*Data for the task:*
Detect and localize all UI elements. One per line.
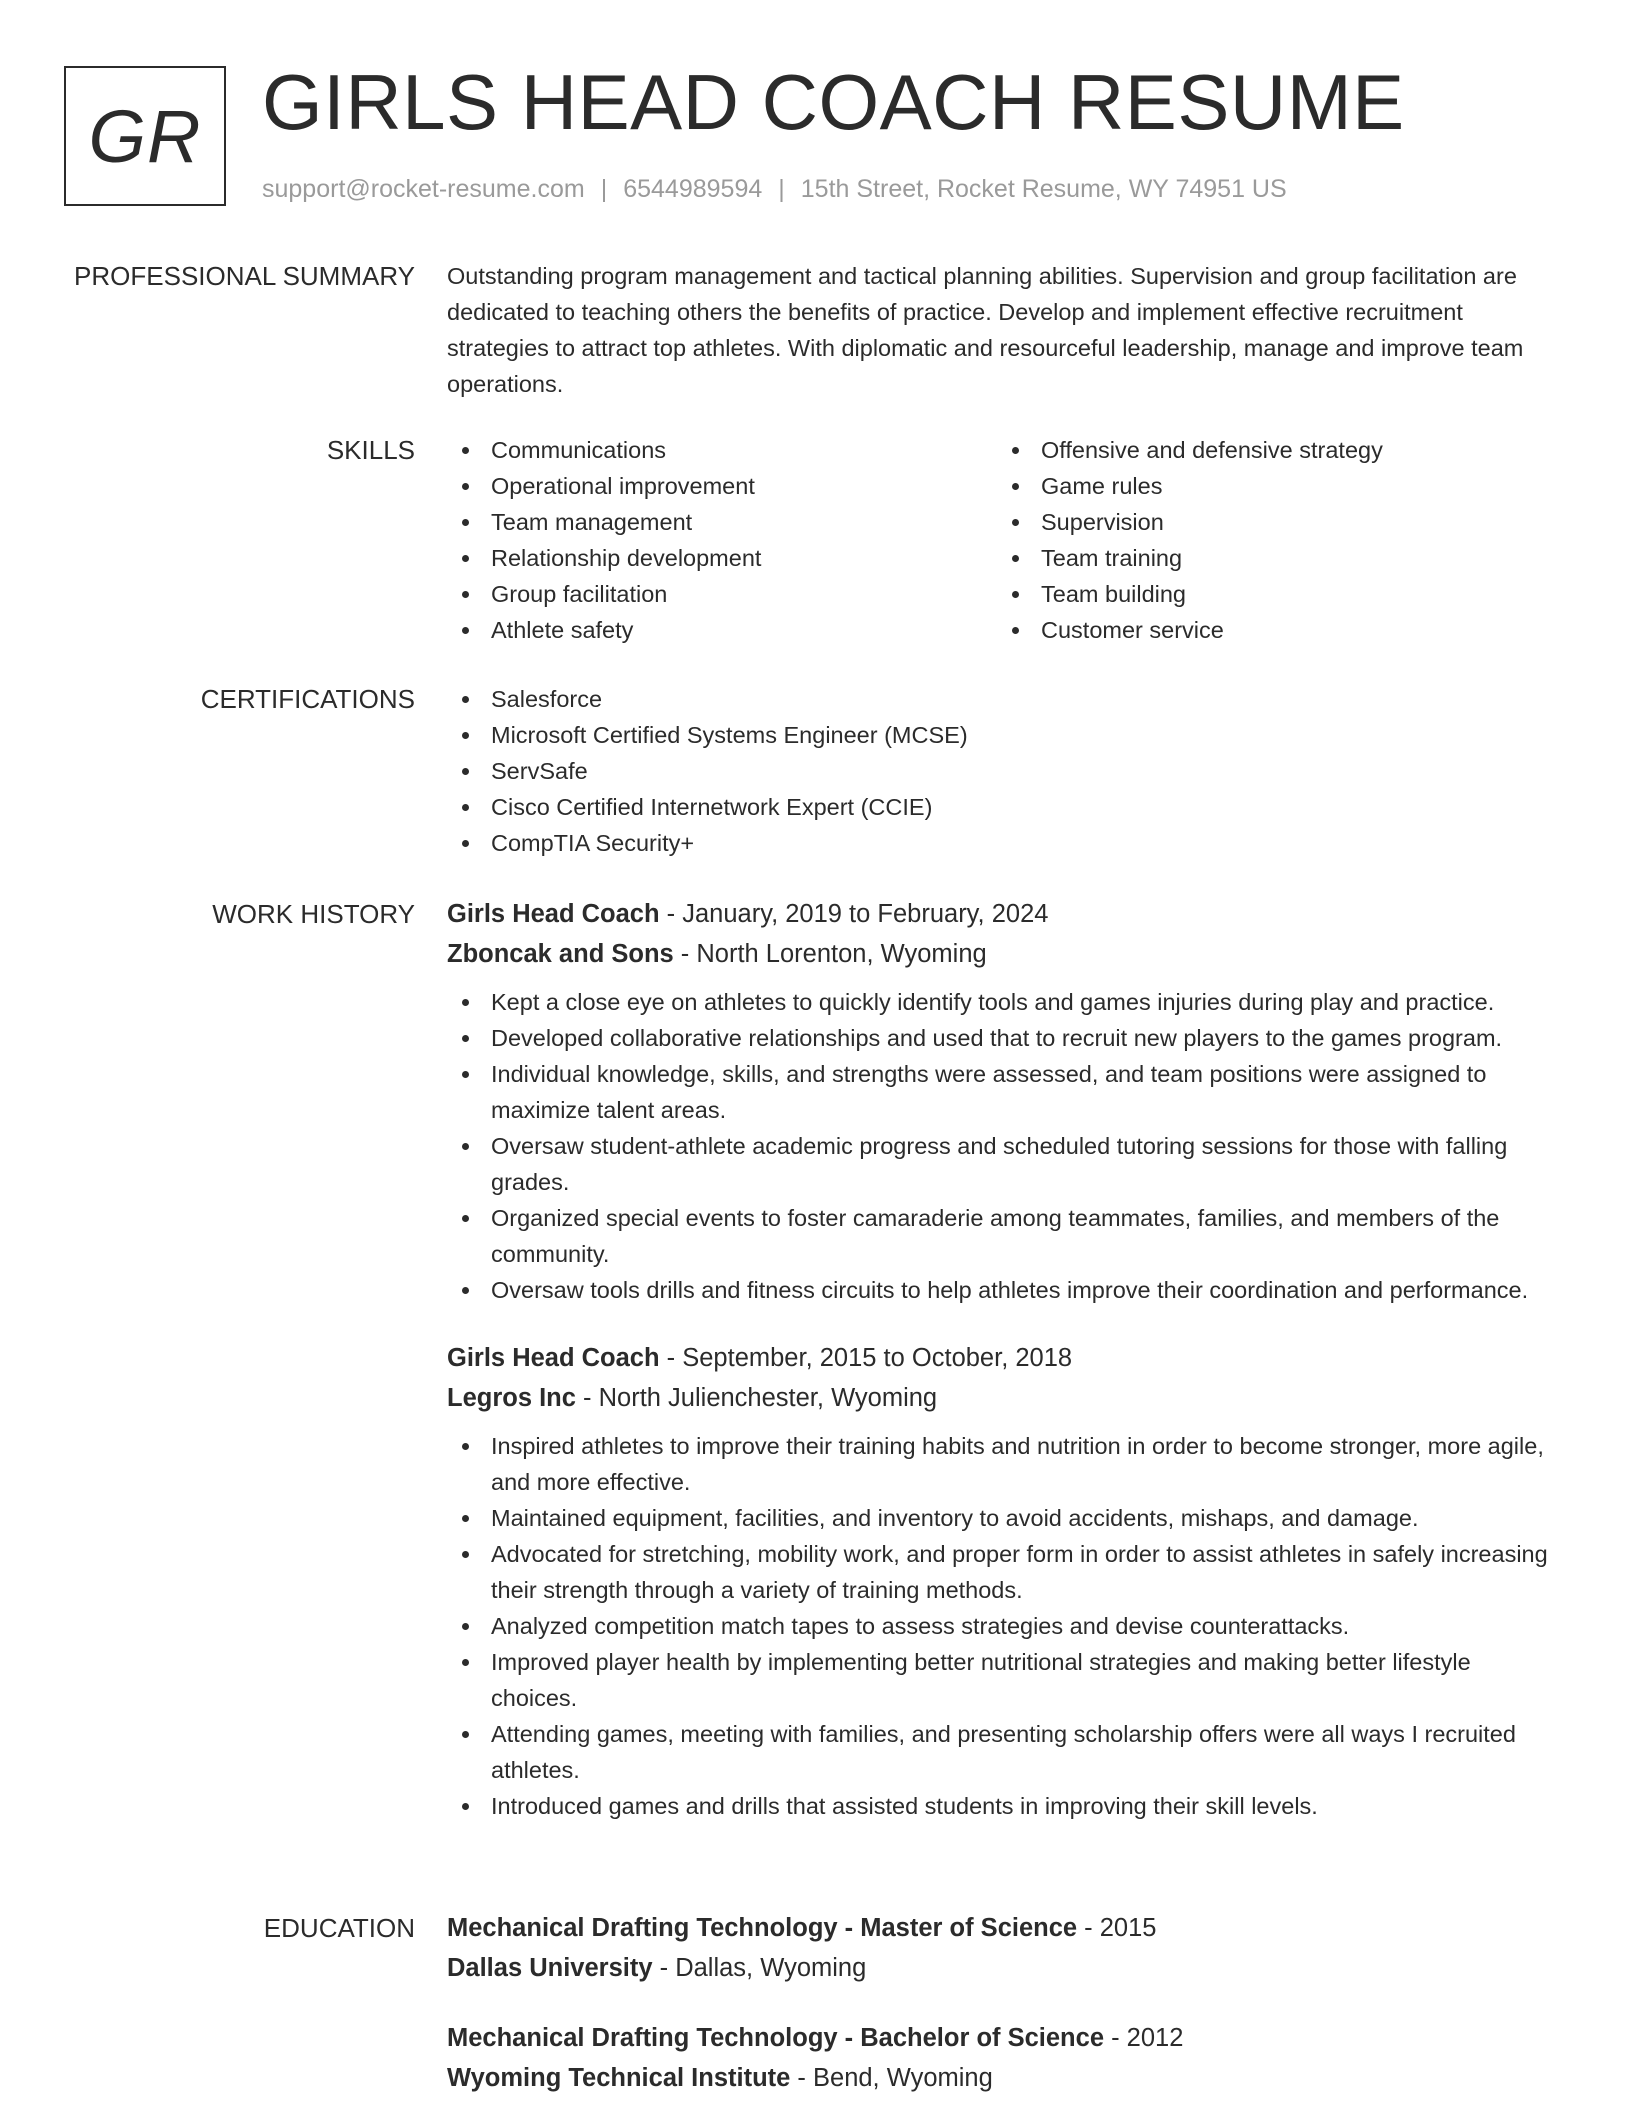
contact-phone: 6544989594 [623, 175, 763, 203]
job-duties-list [447, 984, 1562, 1308]
contact-line [262, 174, 1287, 204]
job-duty-item: Analyzed competition match tapes to assess strategies and devise counterattacks. [447, 1608, 1562, 1644]
skill-item: Offensive and defensive strategy [997, 432, 1547, 468]
contact-separator: | [778, 175, 785, 203]
skill-item: Operational improvement [447, 468, 997, 504]
job-duty-item: Developed collaborative relationships and used that to recruit new players to the games program. [447, 1020, 1562, 1056]
education-year: - 2012 [1104, 2024, 1184, 2052]
education-school: Wyoming Technical Institute [447, 2064, 791, 2092]
skill-item: Team training [997, 540, 1547, 576]
education-degree: Mechanical Drafting Technology - Master of Science [447, 1914, 1078, 1942]
summary-text: Outstanding program management and tactical planning abilities. Supervision and group facilitation are dedicated to teaching others the benefits of practice. Develop and implement effective recruitment strategies to attract top athletes. With diplomatic and resourceful leadership, manage and improve team operations. [447, 263, 1524, 397]
skill-item: Relationship development [447, 540, 997, 576]
section-label-summary: PROFESSIONAL SUMMARY [74, 261, 415, 291]
education-school-line [447, 2058, 1562, 2098]
contact-address: 15th Street, Rocket Resume, WY 74951 US [800, 175, 1287, 203]
certification-item: CompTIA Security+ [447, 825, 1562, 861]
job-dates: - September, 2015 to October, 2018 [659, 1344, 1073, 1372]
job-entry [447, 894, 1562, 1308]
skill-item: Team building [997, 576, 1547, 612]
education-location: - Dallas, Wyoming [652, 1954, 867, 1982]
job-duty-item: Kept a close eye on athletes to quickly identify tools and games injuries during play and practice. [447, 984, 1562, 1020]
monogram-box [64, 66, 226, 206]
certification-item: Microsoft Certified Systems Engineer (MCSE) [447, 717, 1562, 753]
job-duty-item: Organized special events to foster camaraderie among teammates, families, and members of the community. [447, 1200, 1562, 1272]
job-duty-item: Oversaw student-athlete academic progress and scheduled tutoring sessions for those with falling grades. [447, 1128, 1562, 1200]
monogram-initials: GR [88, 94, 202, 178]
job-duty-item: Introduced games and drills that assisted students in improving their skill levels. [447, 1788, 1562, 1824]
education-body [447, 1908, 1562, 2098]
work-history-body [447, 894, 1562, 1824]
job-duty-item: Attending games, meeting with families, and presenting scholarship offers were all ways I recruited athletes. [447, 1716, 1562, 1788]
education-degree-line [447, 2018, 1562, 2058]
job-company-line [447, 934, 1562, 974]
education-location: - Bend, Wyoming [790, 2064, 993, 2092]
certifications-body [447, 681, 1562, 861]
job-dates: - January, 2019 to February, 2024 [659, 900, 1049, 928]
education-entry [447, 1908, 1562, 1988]
contact-separator: | [600, 175, 608, 203]
job-entry [447, 1338, 1562, 1824]
certifications-list [447, 681, 1562, 861]
job-duties-list [447, 1428, 1562, 1824]
skill-item: Group facilitation [447, 576, 997, 612]
document-title: GIRLS HEAD COACH RESUME [262, 58, 1405, 146]
job-duty-item: Oversaw tools drills and fitness circuits to help athletes improve their coordination and performance. [447, 1272, 1562, 1308]
skills-body [447, 432, 1562, 648]
contact-email: support@rocket-resume.com [262, 175, 585, 203]
education-degree-line [447, 1908, 1562, 1948]
section-label-certifications: CERTIFICATIONS [200, 684, 415, 714]
job-title: Girls Head Coach [447, 1344, 660, 1372]
job-title-line [447, 894, 1562, 934]
job-duty-item: Improved player health by implementing better nutritional strategies and making better lifestyle choices. [447, 1644, 1562, 1716]
summary-body [447, 258, 1562, 402]
job-location: - North Lorenton, Wyoming [673, 940, 987, 968]
job-duty-item: Individual knowledge, skills, and strengths were assessed, and team positions were assigned to maximize talent areas. [447, 1056, 1562, 1128]
skill-item: Game rules [997, 468, 1547, 504]
education-year: - 2015 [1077, 1914, 1157, 1942]
certification-item: Salesforce [447, 681, 1562, 717]
skill-item: Team management [447, 504, 997, 540]
skill-item: Athlete safety [447, 612, 997, 648]
certification-item: Cisco Certified Internetwork Expert (CCIE) [447, 789, 1562, 825]
skill-item: Communications [447, 432, 997, 468]
skill-item: Supervision [997, 504, 1547, 540]
education-degree: Mechanical Drafting Technology - Bachelor of Science [447, 2024, 1104, 2052]
job-title-line [447, 1338, 1562, 1378]
job-location: - North Julienchester, Wyoming [575, 1384, 938, 1412]
job-title: Girls Head Coach [447, 900, 660, 928]
education-entry [447, 2018, 1562, 2098]
job-duty-item: Maintained equipment, facilities, and inventory to avoid accidents, mishaps, and damage. [447, 1500, 1562, 1536]
job-company-line [447, 1378, 1562, 1418]
job-company: Zboncak and Sons [447, 940, 674, 968]
job-company: Legros Inc [447, 1384, 576, 1412]
section-label-skills: SKILLS [326, 435, 415, 465]
education-school: Dallas University [447, 1954, 653, 1982]
certification-item: ServSafe [447, 753, 1562, 789]
education-school-line [447, 1948, 1562, 1988]
skills-list-left [447, 432, 997, 648]
job-duty-item: Inspired athletes to improve their training habits and nutrition in order to become stronger, more agile, and more effective. [447, 1428, 1562, 1500]
skill-item: Customer service [997, 612, 1547, 648]
skills-list-right [997, 432, 1547, 648]
section-label-work-history: WORK HISTORY [212, 899, 415, 929]
job-duty-item: Advocated for stretching, mobility work, and proper form in order to assist athletes in safely increasing their strength through a variety of training methods. [447, 1536, 1562, 1608]
section-label-education: EDUCATION [263, 1913, 415, 1943]
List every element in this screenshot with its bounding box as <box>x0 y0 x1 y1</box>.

*Exercise goal:* Rewrite every line of the records above as a numbered list, leaving out blank lines and the pictures.

*Task result:*
1. Detect and localize all UI elements. One per line.
2. contact-phone: 6544989594 [623, 175, 763, 203]
3. job-duties-list [447, 984, 1562, 1308]
4. contact-line [262, 174, 1287, 204]
5. job-duty-item: Analyzed competition match tapes to assess strategies and devise counterattacks. [447, 1608, 1562, 1644]
6. skill-item: Offensive and defensive strategy [997, 432, 1547, 468]
7. contact-separator: | [778, 175, 785, 203]
8. skill-item: Operational improvement [447, 468, 997, 504]
9. job-duty-item: Developed collaborative relationships and used that to recruit new players to the games program. [447, 1020, 1562, 1056]
10. education-year: - 2012 [1104, 2024, 1184, 2052]
11. education-school: Wyoming Technical Institute [447, 2064, 791, 2092]
12. skill-item: Team training [997, 540, 1547, 576]
13. education-degree: Mechanical Drafting Technology - Master of Science [447, 1914, 1078, 1942]
14. summary-text: Outstanding program management and tactical planning abilities. Supervision and group facilitation are dedicated to teaching others the benefits of practice. Develop and implement effective recruitment strategies to attract top athletes. With diplomatic and resourceful leadership, manage and improve team operations. [447, 263, 1524, 397]
15. skill-item: Relationship development [447, 540, 997, 576]
16. section-label-summary: PROFESSIONAL SUMMARY [74, 261, 415, 291]
17. education-school-line [447, 2058, 1562, 2098]
18. contact-address: 15th Street, Rocket Resume, WY 74951 US [800, 175, 1287, 203]
19. certification-item: CompTIA Security+ [447, 825, 1562, 861]
20. job-dates: - September, 2015 to October, 2018 [659, 1344, 1073, 1372]
21. job-entry [447, 894, 1562, 1308]
22. skill-item: Team building [997, 576, 1547, 612]
23. education-location: - Dallas, Wyoming [652, 1954, 867, 1982]
24. job-duty-item: Kept a close eye on athletes to quickly identify tools and games injuries during play and practice. [447, 984, 1562, 1020]
25. monogram-box [64, 66, 226, 206]
26. certification-item: Microsoft Certified Systems Engineer (MCSE) [447, 717, 1562, 753]
27. job-duty-item: Organized special events to foster camaraderie among teammates, families, and members of the community. [447, 1200, 1562, 1272]
28. job-duty-item: Oversaw student-athlete academic progress and scheduled tutoring sessions for those with falling grades. [447, 1128, 1562, 1200]
29. monogram-initials: GR [88, 94, 202, 178]
30. job-duty-item: Introduced games and drills that assisted students in improving their skill levels. [447, 1788, 1562, 1824]
31. education-body [447, 1908, 1562, 2098]
32. work-history-body [447, 894, 1562, 1824]
33. job-duty-item: Attending games, meeting with families, and presenting scholarship offers were all ways I recruited athletes. [447, 1716, 1562, 1788]
34. education-degree-line [447, 2018, 1562, 2058]
35. job-company-line [447, 934, 1562, 974]
36. education-location: - Bend, Wyoming [790, 2064, 993, 2092]
37. certifications-body [447, 681, 1562, 861]
38. job-dates: - January, 2019 to February, 2024 [659, 900, 1049, 928]
39. education-entry [447, 1908, 1562, 1988]
40. contact-separator: | [600, 175, 608, 203]
41. job-entry [447, 1338, 1562, 1824]
42. certifications-list [447, 681, 1562, 861]
43. job-duties-list [447, 1428, 1562, 1824]
44. skill-item: Group facilitation [447, 576, 997, 612]
45. document-title: GIRLS HEAD COACH RESUME [262, 58, 1405, 146]
46. job-duty-item: Oversaw tools drills and fitness circuits to help athletes improve their coordination and performance. [447, 1272, 1562, 1308]
47. skills-body [447, 432, 1562, 648]
48. contact-email: support@rocket-resume.com [262, 175, 585, 203]
49. education-degree-line [447, 1908, 1562, 1948]
50. section-label-certifications: CERTIFICATIONS [200, 684, 415, 714]
51. job-title: Girls Head Coach [447, 1344, 660, 1372]
52. job-title-line [447, 894, 1562, 934]
53. job-duty-item: Improved player health by implementing better nutritional strategies and making better lifestyle choices. [447, 1644, 1562, 1716]
54. summary-body [447, 258, 1562, 402]
55. job-location: - North Lorenton, Wyoming [673, 940, 987, 968]
56. job-duty-item: Individual knowledge, skills, and strengths were assessed, and team positions were assigned to maximize talent areas. [447, 1056, 1562, 1128]
57. skill-item: Game rules [997, 468, 1547, 504]
58. education-year: - 2015 [1077, 1914, 1157, 1942]
59. certification-item: Salesforce [447, 681, 1562, 717]
60. skill-item: Team management [447, 504, 997, 540]
61. skill-item: Athlete safety [447, 612, 997, 648]
62. certification-item: Cisco Certified Internetwork Expert (CCIE) [447, 789, 1562, 825]
63. skill-item: Communications [447, 432, 997, 468]
64. skill-item: Supervision [997, 504, 1547, 540]
65. education-degree: Mechanical Drafting Technology - Bachelor of Science [447, 2024, 1104, 2052]
66. job-title-line [447, 1338, 1562, 1378]
67. job-location: - North Julienchester, Wyoming [575, 1384, 938, 1412]
68. job-title: Girls Head Coach [447, 900, 660, 928]
69. education-entry [447, 2018, 1562, 2098]
70. job-duty-item: Maintained equipment, facilities, and inventory to avoid accidents, mishaps, and damage. [447, 1500, 1562, 1536]
71. job-company-line [447, 1378, 1562, 1418]
72. job-company: Zboncak and Sons [447, 940, 674, 968]
73. job-company: Legros Inc [447, 1384, 576, 1412]
74. section-label-skills: SKILLS [326, 435, 415, 465]
75. education-school: Dallas University [447, 1954, 653, 1982]
76. certification-item: ServSafe [447, 753, 1562, 789]
77. education-school-line [447, 1948, 1562, 1988]
78. skills-list-left [447, 432, 997, 648]
79. job-duty-item: Inspired athletes to improve their training habits and nutrition in order to become stronger, more agile, and more effective. [447, 1428, 1562, 1500]
80. skill-item: Customer service [997, 612, 1547, 648]
81. skills-list-right [997, 432, 1547, 648]
82. section-label-work-history: WORK HISTORY [212, 899, 415, 929]
83. job-duty-item: Advocated for stretching, mobility work, and proper form in order to assist athletes in safely increasing their strength through a variety of training methods. [447, 1536, 1562, 1608]
84. section-label-education: EDUCATION [263, 1913, 415, 1943]
85. List every element in this screenshot with its bounding box as <box>x0 y0 x1 y1</box>.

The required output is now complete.